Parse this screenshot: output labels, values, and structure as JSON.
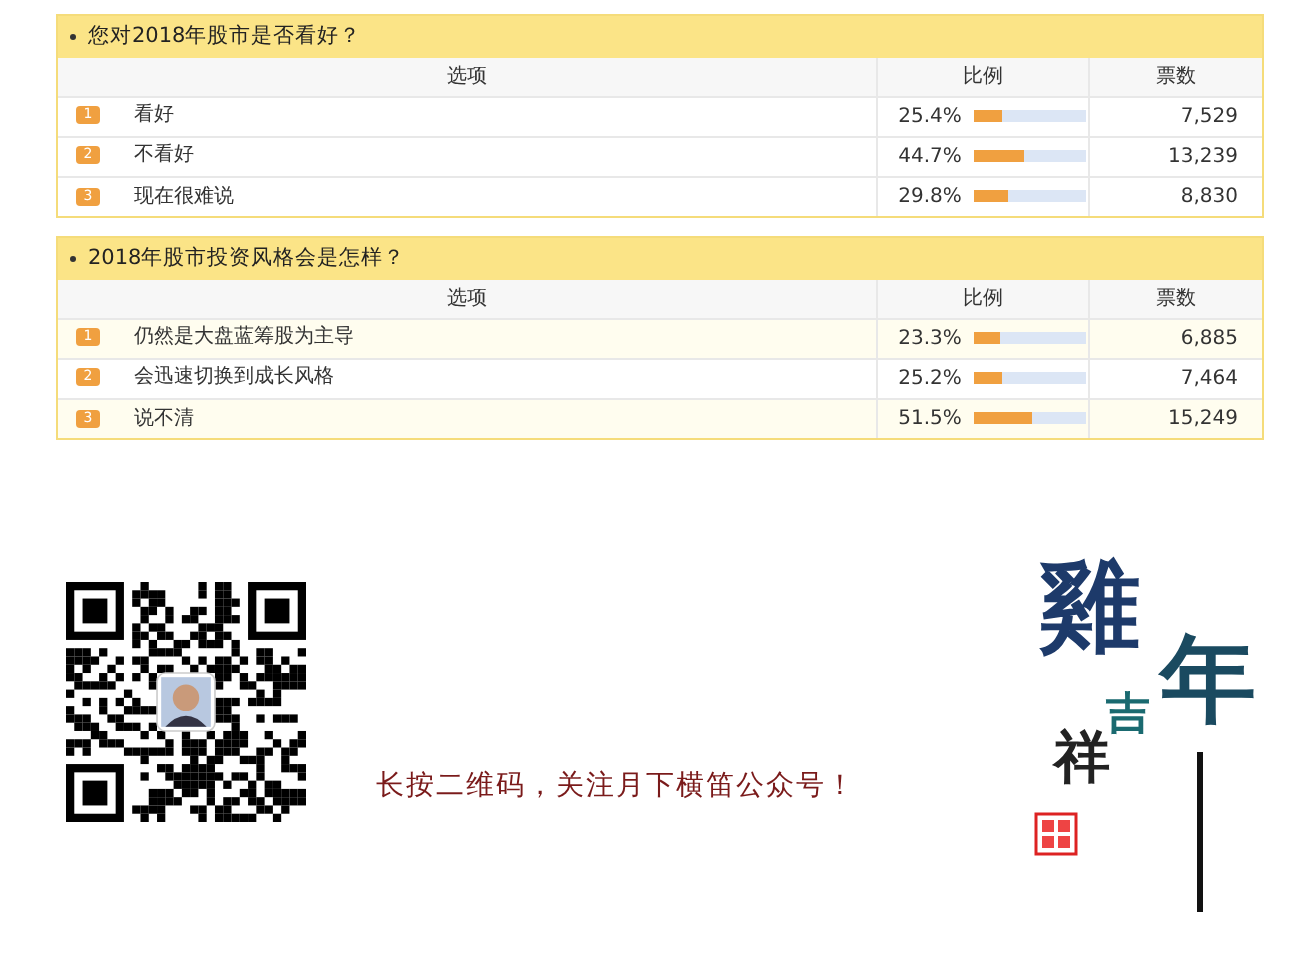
{
  "polls": [
    {
      "question": "您对2018年股市是否看好？",
      "columns": [
        "选项",
        "比例",
        "票数"
      ],
      "rows": [
        {
          "number": "1",
          "option": "看好",
          "percent": "25.4%",
          "level": 0.254,
          "votes": "7,529"
        },
        {
          "number": "2",
          "option": "不看好",
          "percent": "44.7%",
          "level": 0.447,
          "votes": "13,239"
        },
        {
          "number": "3",
          "option": "现在很难说",
          "percent": "29.8%",
          "level": 0.298,
          "votes": "8,830"
        }
      ]
    },
    {
      "question": "2018年股市投资风格会是怎样？",
      "columns": [
        "选项",
        "比例",
        "票数"
      ],
      "rows": [
        {
          "number": "1",
          "option": "仍然是大盘蓝筹股为主导",
          "percent": "23.3%",
          "level": 0.233,
          "votes": "6,885"
        },
        {
          "number": "2",
          "option": "会迅速切换到成长风格",
          "percent": "25.2%",
          "level": 0.252,
          "votes": "7,464"
        },
        {
          "number": "3",
          "option": "说不清",
          "percent": "51.5%",
          "level": 0.515,
          "votes": "15,249"
        }
      ]
    }
  ],
  "caption": "长按二维码，关注月下横笛公众号！",
  "calligraphy": [
    "雞",
    "吉",
    "祥",
    "年"
  ]
}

◆ **Aim of the exercise**
Pictures don't belong in the copy. Transcribe every record exactly as it appears.

◆ **Solution for this task**
Parse this screenshot: output labels, values, and structure as JSON.
{
  "polls": [
    {
      "question": "您对2018年股市是否看好？",
      "columns": [
        "选项",
        "比例",
        "票数"
      ],
      "rows": [
        {
          "number": "1",
          "option": "看好",
          "percent": "25.4%",
          "level": 0.254,
          "votes": "7,529"
        },
        {
          "number": "2",
          "option": "不看好",
          "percent": "44.7%",
          "level": 0.447,
          "votes": "13,239"
        },
        {
          "number": "3",
          "option": "现在很难说",
          "percent": "29.8%",
          "level": 0.298,
          "votes": "8,830"
        }
      ]
    },
    {
      "question": "2018年股市投资风格会是怎样？",
      "columns": [
        "选项",
        "比例",
        "票数"
      ],
      "rows": [
        {
          "number": "1",
          "option": "仍然是大盘蓝筹股为主导",
          "percent": "23.3%",
          "level": 0.233,
          "votes": "6,885"
        },
        {
          "number": "2",
          "option": "会迅速切换到成长风格",
          "percent": "25.2%",
          "level": 0.252,
          "votes": "7,464"
        },
        {
          "number": "3",
          "option": "说不清",
          "percent": "51.5%",
          "level": 0.515,
          "votes": "15,249"
        }
      ]
    }
  ],
  "caption": "长按二维码，关注月下横笛公众号！",
  "calligraphy": [
    "雞",
    "吉",
    "祥",
    "年"
  ]
}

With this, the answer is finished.